Input material:
** Start **

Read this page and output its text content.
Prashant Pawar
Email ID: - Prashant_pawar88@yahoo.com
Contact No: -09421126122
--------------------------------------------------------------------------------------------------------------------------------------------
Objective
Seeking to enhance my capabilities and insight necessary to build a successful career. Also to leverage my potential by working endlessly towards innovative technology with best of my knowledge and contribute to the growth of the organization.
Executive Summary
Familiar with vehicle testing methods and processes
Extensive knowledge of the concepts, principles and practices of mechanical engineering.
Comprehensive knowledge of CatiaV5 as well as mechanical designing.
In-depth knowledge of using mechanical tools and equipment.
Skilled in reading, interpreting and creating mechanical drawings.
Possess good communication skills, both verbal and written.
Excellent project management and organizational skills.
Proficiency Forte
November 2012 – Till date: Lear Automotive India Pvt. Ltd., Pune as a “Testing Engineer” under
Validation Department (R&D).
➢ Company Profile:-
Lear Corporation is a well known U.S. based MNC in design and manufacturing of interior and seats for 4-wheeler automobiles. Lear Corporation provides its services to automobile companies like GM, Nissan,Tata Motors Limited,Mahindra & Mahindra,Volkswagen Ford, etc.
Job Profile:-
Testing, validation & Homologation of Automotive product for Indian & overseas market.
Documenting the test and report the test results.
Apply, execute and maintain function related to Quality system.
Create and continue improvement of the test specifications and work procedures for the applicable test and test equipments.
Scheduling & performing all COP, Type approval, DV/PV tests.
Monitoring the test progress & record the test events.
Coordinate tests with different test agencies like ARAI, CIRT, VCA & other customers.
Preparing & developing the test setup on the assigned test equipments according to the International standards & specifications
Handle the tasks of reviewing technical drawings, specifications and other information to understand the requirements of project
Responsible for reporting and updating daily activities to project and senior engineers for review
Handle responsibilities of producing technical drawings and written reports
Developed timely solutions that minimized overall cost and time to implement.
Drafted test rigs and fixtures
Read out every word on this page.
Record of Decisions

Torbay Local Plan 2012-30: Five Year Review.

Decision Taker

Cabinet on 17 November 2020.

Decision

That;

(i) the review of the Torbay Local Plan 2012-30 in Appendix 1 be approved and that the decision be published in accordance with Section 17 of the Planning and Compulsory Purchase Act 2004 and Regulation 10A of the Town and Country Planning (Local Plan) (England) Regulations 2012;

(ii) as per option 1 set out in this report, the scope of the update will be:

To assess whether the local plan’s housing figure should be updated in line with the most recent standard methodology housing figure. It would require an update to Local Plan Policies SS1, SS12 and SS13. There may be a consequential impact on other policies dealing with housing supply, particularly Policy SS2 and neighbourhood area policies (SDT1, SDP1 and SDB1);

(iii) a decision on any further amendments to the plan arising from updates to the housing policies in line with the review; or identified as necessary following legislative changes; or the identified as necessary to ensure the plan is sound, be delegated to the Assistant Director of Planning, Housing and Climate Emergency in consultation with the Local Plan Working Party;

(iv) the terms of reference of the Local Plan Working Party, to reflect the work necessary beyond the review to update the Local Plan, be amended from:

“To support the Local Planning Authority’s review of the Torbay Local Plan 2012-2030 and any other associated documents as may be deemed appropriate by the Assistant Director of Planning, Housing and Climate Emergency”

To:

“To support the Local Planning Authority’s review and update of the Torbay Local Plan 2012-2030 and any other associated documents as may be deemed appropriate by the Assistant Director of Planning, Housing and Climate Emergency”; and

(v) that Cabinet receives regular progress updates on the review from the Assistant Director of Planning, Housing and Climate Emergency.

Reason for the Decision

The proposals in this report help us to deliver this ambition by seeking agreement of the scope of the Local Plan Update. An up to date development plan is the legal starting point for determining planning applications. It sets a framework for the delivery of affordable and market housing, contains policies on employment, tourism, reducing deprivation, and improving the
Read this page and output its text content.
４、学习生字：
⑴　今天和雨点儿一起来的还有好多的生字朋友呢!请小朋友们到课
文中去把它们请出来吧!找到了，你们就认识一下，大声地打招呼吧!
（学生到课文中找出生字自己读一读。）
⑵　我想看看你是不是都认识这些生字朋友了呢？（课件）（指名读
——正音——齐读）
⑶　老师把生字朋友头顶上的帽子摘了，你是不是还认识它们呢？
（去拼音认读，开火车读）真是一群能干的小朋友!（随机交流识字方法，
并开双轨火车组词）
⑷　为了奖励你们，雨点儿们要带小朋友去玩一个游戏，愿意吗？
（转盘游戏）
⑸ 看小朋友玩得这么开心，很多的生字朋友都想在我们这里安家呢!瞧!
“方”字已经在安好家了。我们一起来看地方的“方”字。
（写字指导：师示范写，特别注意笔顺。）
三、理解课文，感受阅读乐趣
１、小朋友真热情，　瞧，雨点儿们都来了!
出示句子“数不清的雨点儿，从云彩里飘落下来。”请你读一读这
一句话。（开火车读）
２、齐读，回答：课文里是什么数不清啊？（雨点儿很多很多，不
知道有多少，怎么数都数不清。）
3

** End **

Objective:
From the data above, copy out every line with the string "project" in it.

Full response:
Excellent project management and organizational skills.
Handle the tasks of reviewing technical drawings, specifications and other information to understand the requirements of project
Responsible for reporting and updating daily activities to project and senior engineers for review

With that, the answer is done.